## Your instructions
Your answer is a single number: the count of lines that contain the string "Morning".

START

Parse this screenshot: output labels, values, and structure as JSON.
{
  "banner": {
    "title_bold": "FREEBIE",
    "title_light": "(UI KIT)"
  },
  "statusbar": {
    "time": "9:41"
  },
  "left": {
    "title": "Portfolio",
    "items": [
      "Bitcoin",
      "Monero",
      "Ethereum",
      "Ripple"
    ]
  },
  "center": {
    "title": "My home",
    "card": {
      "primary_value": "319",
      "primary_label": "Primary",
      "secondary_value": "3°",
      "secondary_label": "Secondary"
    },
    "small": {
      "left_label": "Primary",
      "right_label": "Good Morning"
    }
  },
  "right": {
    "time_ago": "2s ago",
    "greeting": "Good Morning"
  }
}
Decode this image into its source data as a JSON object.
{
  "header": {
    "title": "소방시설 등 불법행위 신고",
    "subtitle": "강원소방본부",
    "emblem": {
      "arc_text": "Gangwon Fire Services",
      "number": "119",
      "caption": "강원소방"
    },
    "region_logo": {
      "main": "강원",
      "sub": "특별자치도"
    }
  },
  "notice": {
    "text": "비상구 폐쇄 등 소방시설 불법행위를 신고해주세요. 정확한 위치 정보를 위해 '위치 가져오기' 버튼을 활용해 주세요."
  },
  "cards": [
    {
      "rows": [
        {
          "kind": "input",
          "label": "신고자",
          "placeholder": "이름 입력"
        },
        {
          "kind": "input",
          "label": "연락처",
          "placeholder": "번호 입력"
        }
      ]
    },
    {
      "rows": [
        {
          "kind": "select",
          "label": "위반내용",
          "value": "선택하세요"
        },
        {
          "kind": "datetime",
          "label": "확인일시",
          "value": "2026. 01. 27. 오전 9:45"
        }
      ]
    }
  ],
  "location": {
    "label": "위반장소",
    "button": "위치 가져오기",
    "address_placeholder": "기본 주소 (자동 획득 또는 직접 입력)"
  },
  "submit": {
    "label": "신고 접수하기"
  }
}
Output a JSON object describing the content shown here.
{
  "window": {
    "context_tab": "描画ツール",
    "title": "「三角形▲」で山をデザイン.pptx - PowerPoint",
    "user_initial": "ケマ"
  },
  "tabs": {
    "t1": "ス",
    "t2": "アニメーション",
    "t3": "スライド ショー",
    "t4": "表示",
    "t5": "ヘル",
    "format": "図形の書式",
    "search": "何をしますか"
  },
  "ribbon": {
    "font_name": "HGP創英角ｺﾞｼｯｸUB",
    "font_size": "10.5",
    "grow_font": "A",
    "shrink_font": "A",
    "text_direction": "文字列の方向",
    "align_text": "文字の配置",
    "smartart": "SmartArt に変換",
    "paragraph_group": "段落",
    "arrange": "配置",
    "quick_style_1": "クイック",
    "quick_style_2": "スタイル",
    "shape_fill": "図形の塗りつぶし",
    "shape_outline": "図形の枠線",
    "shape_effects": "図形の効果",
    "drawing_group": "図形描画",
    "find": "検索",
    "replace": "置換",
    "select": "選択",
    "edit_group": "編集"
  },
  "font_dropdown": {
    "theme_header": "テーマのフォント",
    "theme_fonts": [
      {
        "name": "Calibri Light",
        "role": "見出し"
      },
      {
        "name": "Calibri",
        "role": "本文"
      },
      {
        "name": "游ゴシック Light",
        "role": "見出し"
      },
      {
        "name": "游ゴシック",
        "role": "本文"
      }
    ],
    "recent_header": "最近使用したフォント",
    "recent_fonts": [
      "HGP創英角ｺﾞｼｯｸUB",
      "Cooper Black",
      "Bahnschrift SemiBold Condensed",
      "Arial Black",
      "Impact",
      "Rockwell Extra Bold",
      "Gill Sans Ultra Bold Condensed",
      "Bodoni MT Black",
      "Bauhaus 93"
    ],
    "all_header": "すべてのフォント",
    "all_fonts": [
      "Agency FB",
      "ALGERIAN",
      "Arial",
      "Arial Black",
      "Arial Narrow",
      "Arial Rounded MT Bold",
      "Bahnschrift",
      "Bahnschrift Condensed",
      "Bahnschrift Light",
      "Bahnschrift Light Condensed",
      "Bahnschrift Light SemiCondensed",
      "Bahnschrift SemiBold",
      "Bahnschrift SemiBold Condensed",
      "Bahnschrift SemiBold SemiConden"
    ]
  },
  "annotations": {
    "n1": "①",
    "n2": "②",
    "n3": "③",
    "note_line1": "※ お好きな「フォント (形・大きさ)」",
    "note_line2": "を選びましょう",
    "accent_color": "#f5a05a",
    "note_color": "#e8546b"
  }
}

END

## Final answer
2